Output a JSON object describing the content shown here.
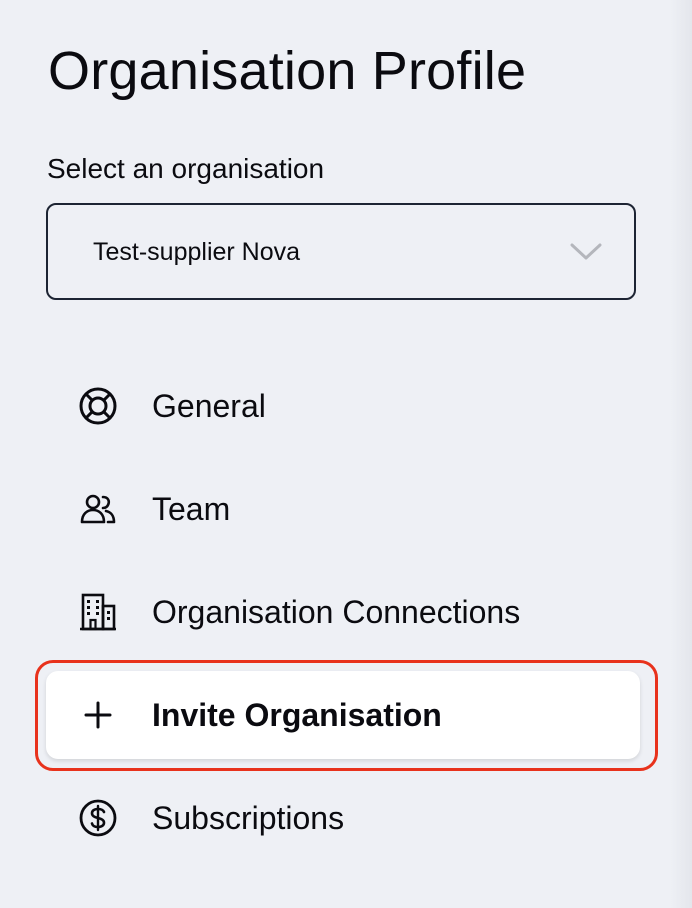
{
  "page": {
    "title": "Organisation Profile"
  },
  "org_select": {
    "label": "Select an organisation",
    "value": "Test-supplier Nova"
  },
  "nav": {
    "items": [
      {
        "label": "General",
        "icon": "lifebuoy-icon",
        "active": false
      },
      {
        "label": "Team",
        "icon": "users-icon",
        "active": false
      },
      {
        "label": "Organisation Connections",
        "icon": "building-icon",
        "active": false
      },
      {
        "label": "Invite Organisation",
        "icon": "plus-icon",
        "active": true
      },
      {
        "label": "Subscriptions",
        "icon": "dollar-circle-icon",
        "active": false
      }
    ]
  },
  "highlight": {
    "target": "Invite Organisation",
    "color": "#e8321c"
  },
  "colors": {
    "background": "#eef0f5",
    "text": "#0b0b10",
    "active_item_bg": "#ffffff",
    "select_border": "#1d2433",
    "chevron": "#b4b6bc"
  }
}
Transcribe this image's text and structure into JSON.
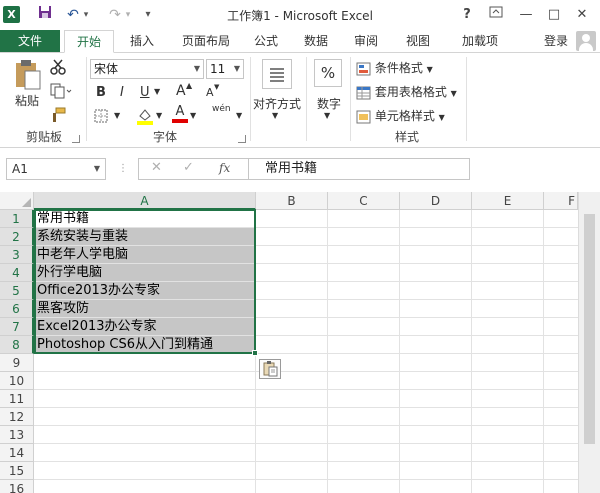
{
  "window": {
    "title": "工作簿1 - Microsoft Excel",
    "app_icon": "X",
    "controls": {
      "help": "?",
      "minimize": "—",
      "restore": "□",
      "close": "✕"
    }
  },
  "quick_access": {
    "undo": "↶",
    "redo": "↷",
    "customize": "▾"
  },
  "tabs": [
    {
      "label": "文件"
    },
    {
      "label": "开始"
    },
    {
      "label": "插入"
    },
    {
      "label": "页面布局"
    },
    {
      "label": "公式"
    },
    {
      "label": "数据"
    },
    {
      "label": "审阅"
    },
    {
      "label": "视图"
    },
    {
      "label": "加载项"
    }
  ],
  "active_tab": "开始",
  "login_label": "登录",
  "ribbon": {
    "clipboard": {
      "paste_label": "粘贴",
      "group_label": "剪贴板"
    },
    "font": {
      "name": "宋体",
      "size": "11",
      "bold": "B",
      "italic": "I",
      "underline": "U",
      "grow": "A",
      "shrink": "A",
      "font_color_glyph": "A",
      "phonetic": "wén",
      "group_label": "字体"
    },
    "alignment": {
      "label": "对齐方式"
    },
    "number": {
      "label": "数字",
      "symbol": "%"
    },
    "styles": {
      "conditional": "条件格式",
      "table_format": "套用表格格式",
      "cell_styles": "单元格样式",
      "group_label": "样式"
    }
  },
  "formula_bar": {
    "name_box": "A1",
    "cancel": "✕",
    "enter": "✓",
    "fx": "fx",
    "value": "常用书籍"
  },
  "grid": {
    "columns": [
      "A",
      "B",
      "C",
      "D",
      "E",
      "F"
    ],
    "rows": [
      "1",
      "2",
      "3",
      "4",
      "5",
      "6",
      "7",
      "8",
      "9",
      "10",
      "11",
      "12",
      "13",
      "14",
      "15",
      "16"
    ],
    "cells_a": [
      "常用书籍",
      "系统安装与重装",
      "中老年人学电脑",
      "外行学电脑",
      "Office2013办公专家",
      "黑客攻防",
      "Excel2013办公专家",
      "Photoshop CS6从入门到精通"
    ],
    "selected_range": "A1:A8",
    "colors": {
      "accent": "#217346",
      "selection_fill": "#c6c6c6"
    }
  }
}
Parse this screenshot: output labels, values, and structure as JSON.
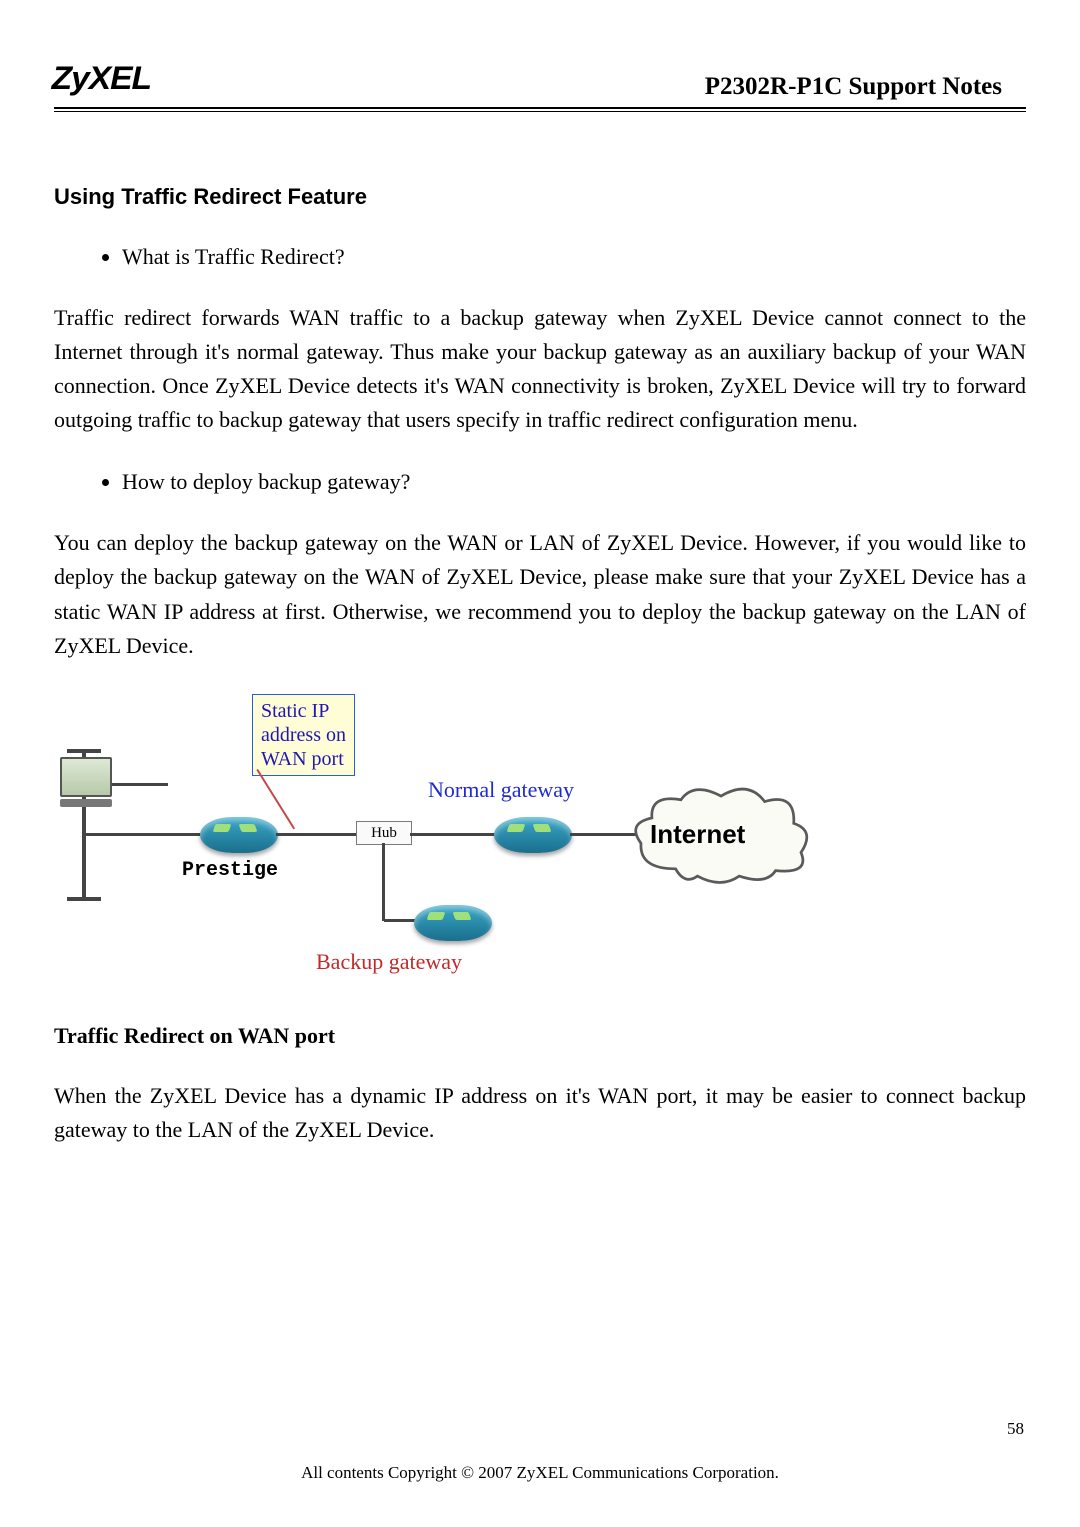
{
  "header": {
    "logo": "ZyXEL",
    "title": "P2302R-P1C Support Notes"
  },
  "section_heading": "Using Traffic Redirect Feature",
  "q1": "What is Traffic Redirect?",
  "p1": "Traffic redirect forwards WAN traffic to a backup gateway when ZyXEL Device cannot connect to the Internet through it's normal gateway. Thus make your backup gateway as an auxiliary backup of your WAN connection.   Once ZyXEL Device detects it's WAN connectivity is broken, ZyXEL Device will try to forward outgoing traffic to backup gateway that users specify in traffic redirect configuration menu.",
  "q2": "How to deploy backup gateway?",
  "p2": "You can deploy the backup gateway on the WAN or LAN of ZyXEL Device. However, if you would like to deploy the backup gateway on the WAN of ZyXEL Device, please make sure that your ZyXEL Device has a static WAN IP address at first. Otherwise, we recommend you to deploy the backup gateway on the LAN of ZyXEL Device.",
  "diagram": {
    "callout": "Static IP\naddress on\nWAN port",
    "prestige": "Prestige",
    "hub": "Hub",
    "normal_gateway": "Normal gateway",
    "backup_gateway": "Backup gateway",
    "internet": "Internet"
  },
  "subheading": "Traffic Redirect on WAN port",
  "p3": "When the ZyXEL Device has a dynamic IP address on it's WAN port, it may be easier to connect backup gateway to the LAN of the ZyXEL Device.",
  "footer": "All contents Copyright © 2007 ZyXEL Communications Corporation.",
  "page_number": "58"
}
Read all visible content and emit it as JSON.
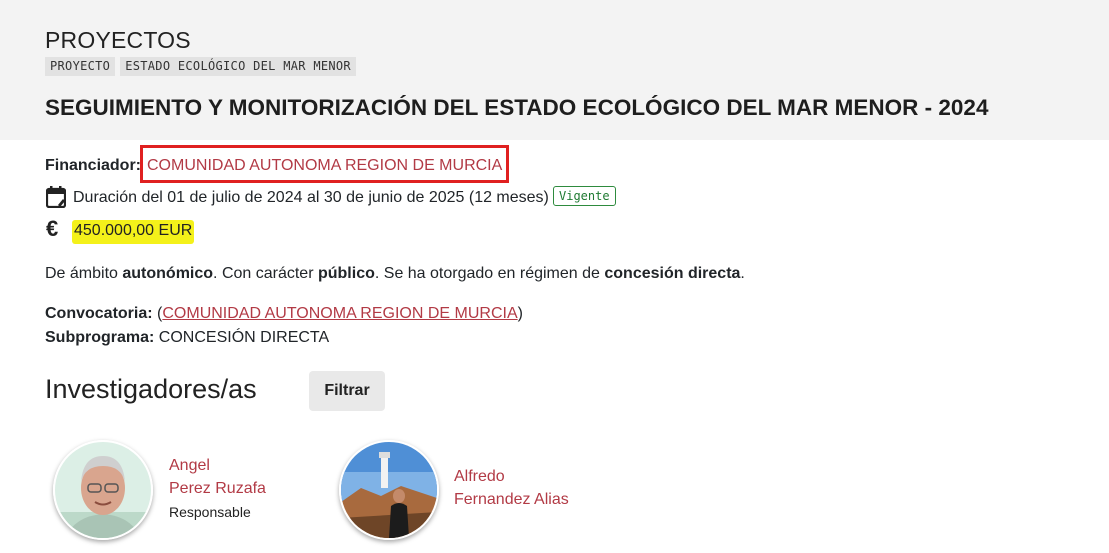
{
  "header": {
    "section_title": "PROYECTOS",
    "tags": [
      "PROYECTO",
      "ESTADO ECOLÓGICO DEL MAR MENOR"
    ],
    "title": "SEGUIMIENTO Y MONITORIZACIÓN DEL ESTADO ECOLÓGICO DEL MAR MENOR - 2024"
  },
  "details": {
    "funder_label": "Financiador:",
    "funder_value": "COMUNIDAD AUTONOMA REGION DE MURCIA",
    "duration": "Duración del 01 de julio de 2024 al 30 de junio de 2025 (12 meses)",
    "status_badge": "Vigente",
    "currency_symbol": "€",
    "amount": "450.000,00 EUR",
    "ambit": {
      "p1": "De ámbito ",
      "b1": "autonómico",
      "p2": ". Con carácter ",
      "b2": "público",
      "p3": ". Se ha otorgado en régimen de ",
      "b3": "concesión directa",
      "p4": "."
    },
    "convocatoria_label": "Convocatoria:",
    "convocatoria_open": " (",
    "convocatoria_value": "COMUNIDAD AUTONOMA REGION DE MURCIA",
    "convocatoria_close": ")",
    "subprograma_label": "Subprograma:",
    "subprograma_value": " CONCESIÓN DIRECTA"
  },
  "researchers": {
    "title": "Investigadores/as",
    "filter_label": "Filtrar",
    "people": [
      {
        "first": "Angel",
        "last": "Perez Ruzafa",
        "role": "Responsable"
      },
      {
        "first": "Alfredo",
        "last": "Fernandez Alias",
        "role": ""
      }
    ]
  },
  "colors": {
    "link": "#b23a45",
    "highlight": "#f4f11a",
    "annotation_box": "#e02020",
    "badge": "#1f7a32"
  }
}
━━━
[Exercise prompt]: Without the pictures, retype the whole of the material above exactly.

[Final result]:
Output a JSON object describing the content shown here.
{
  "page": {
    "title": "Organisation Profile"
  },
  "org_select": {
    "label": "Select an organisation",
    "value": "Test-supplier Nova"
  },
  "nav": {
    "items": [
      {
        "label": "General",
        "icon": "lifebuoy-icon",
        "active": false
      },
      {
        "label": "Team",
        "icon": "users-icon",
        "active": false
      },
      {
        "label": "Organisation Connections",
        "icon": "building-icon",
        "active": false
      },
      {
        "label": "Invite Organisation",
        "icon": "plus-icon",
        "active": true
      },
      {
        "label": "Subscriptions",
        "icon": "dollar-circle-icon",
        "active": false
      }
    ]
  },
  "highlight": {
    "target": "Invite Organisation",
    "color": "#e8321c"
  },
  "colors": {
    "background": "#eef0f5",
    "text": "#0b0b10",
    "active_item_bg": "#ffffff",
    "select_border": "#1d2433",
    "chevron": "#b4b6bc"
  }
}
Transcribe this image's text and structure into JSON.
{
  "window": {
    "title": "工作簿1 - Microsoft Excel",
    "app_icon": "X",
    "controls": {
      "help": "?",
      "minimize": "—",
      "restore": "□",
      "close": "✕"
    }
  },
  "quick_access": {
    "undo": "↶",
    "redo": "↷",
    "customize": "▾"
  },
  "tabs": [
    {
      "label": "文件"
    },
    {
      "label": "开始"
    },
    {
      "label": "插入"
    },
    {
      "label": "页面布局"
    },
    {
      "label": "公式"
    },
    {
      "label": "数据"
    },
    {
      "label": "审阅"
    },
    {
      "label": "视图"
    },
    {
      "label": "加载项"
    }
  ],
  "active_tab": "开始",
  "login_label": "登录",
  "ribbon": {
    "clipboard": {
      "paste_label": "粘贴",
      "group_label": "剪贴板"
    },
    "font": {
      "name": "宋体",
      "size": "11",
      "bold": "B",
      "italic": "I",
      "underline": "U",
      "grow": "A",
      "shrink": "A",
      "font_color_glyph": "A",
      "phonetic": "wén",
      "group_label": "字体"
    },
    "alignment": {
      "label": "对齐方式"
    },
    "number": {
      "label": "数字",
      "symbol": "%"
    },
    "styles": {
      "conditional": "条件格式",
      "table_format": "套用表格格式",
      "cell_styles": "单元格样式",
      "group_label": "样式"
    }
  },
  "formula_bar": {
    "name_box": "A1",
    "cancel": "✕",
    "enter": "✓",
    "fx": "fx",
    "value": "常用书籍"
  },
  "grid": {
    "columns": [
      "A",
      "B",
      "C",
      "D",
      "E",
      "F"
    ],
    "rows": [
      "1",
      "2",
      "3",
      "4",
      "5",
      "6",
      "7",
      "8",
      "9",
      "10",
      "11",
      "12",
      "13",
      "14",
      "15",
      "16"
    ],
    "cells_a": [
      "常用书籍",
      "系统安装与重装",
      "中老年人学电脑",
      "外行学电脑",
      "Office2013办公专家",
      "黑客攻防",
      "Excel2013办公专家",
      "Photoshop CS6从入门到精通"
    ],
    "selected_range": "A1:A8",
    "colors": {
      "accent": "#217346",
      "selection_fill": "#c6c6c6"
    }
  }
}
Parse this screenshot: output labels, values, and structure as JSON.
{
  "header": {
    "logo": "ZyXEL",
    "title": "P2302R-P1C Support Notes"
  },
  "section_heading": "Using Traffic Redirect Feature",
  "q1": "What is Traffic Redirect?",
  "p1": "Traffic redirect forwards WAN traffic to a backup gateway when ZyXEL Device cannot connect to the Internet through it's normal gateway. Thus make your backup gateway as an auxiliary backup of your WAN connection.   Once ZyXEL Device detects it's WAN connectivity is broken, ZyXEL Device will try to forward outgoing traffic to backup gateway that users specify in traffic redirect configuration menu.",
  "q2": "How to deploy backup gateway?",
  "p2": "You can deploy the backup gateway on the WAN or LAN of ZyXEL Device. However, if you would like to deploy the backup gateway on the WAN of ZyXEL Device, please make sure that your ZyXEL Device has a static WAN IP address at first. Otherwise, we recommend you to deploy the backup gateway on the LAN of ZyXEL Device.",
  "diagram": {
    "callout": "Static IP\naddress on\nWAN port",
    "prestige": "Prestige",
    "hub": "Hub",
    "normal_gateway": "Normal gateway",
    "backup_gateway": "Backup gateway",
    "internet": "Internet"
  },
  "subheading": "Traffic Redirect on WAN port",
  "p3": "When the ZyXEL Device has a dynamic IP address on it's WAN port, it may be easier to connect backup gateway to the LAN of the ZyXEL Device.",
  "footer": "All contents Copyright © 2007 ZyXEL Communications Corporation.",
  "page_number": "58"
}
Read all visible content and emit it as JSON.
{
  "header": {
    "section_title": "PROYECTOS",
    "tags": [
      "PROYECTO",
      "ESTADO ECOLÓGICO DEL MAR MENOR"
    ],
    "title": "SEGUIMIENTO Y MONITORIZACIÓN DEL ESTADO ECOLÓGICO DEL MAR MENOR - 2024"
  },
  "details": {
    "funder_label": "Financiador:",
    "funder_value": "COMUNIDAD AUTONOMA REGION DE MURCIA",
    "duration": "Duración del 01 de julio de 2024 al 30 de junio de 2025 (12 meses)",
    "status_badge": "Vigente",
    "currency_symbol": "€",
    "amount": "450.000,00 EUR",
    "ambit": {
      "p1": "De ámbito ",
      "b1": "autonómico",
      "p2": ". Con carácter ",
      "b2": "público",
      "p3": ". Se ha otorgado en régimen de ",
      "b3": "concesión directa",
      "p4": "."
    },
    "convocatoria_label": "Convocatoria:",
    "convocatoria_open": " (",
    "convocatoria_value": "COMUNIDAD AUTONOMA REGION DE MURCIA",
    "convocatoria_close": ")",
    "subprograma_label": "Subprograma:",
    "subprograma_value": " CONCESIÓN DIRECTA"
  },
  "researchers": {
    "title": "Investigadores/as",
    "filter_label": "Filtrar",
    "people": [
      {
        "first": "Angel",
        "last": "Perez Ruzafa",
        "role": "Responsable"
      },
      {
        "first": "Alfredo",
        "last": "Fernandez Alias",
        "role": ""
      }
    ]
  },
  "colors": {
    "link": "#b23a45",
    "highlight": "#f4f11a",
    "annotation_box": "#e02020",
    "badge": "#1f7a32"
  }
}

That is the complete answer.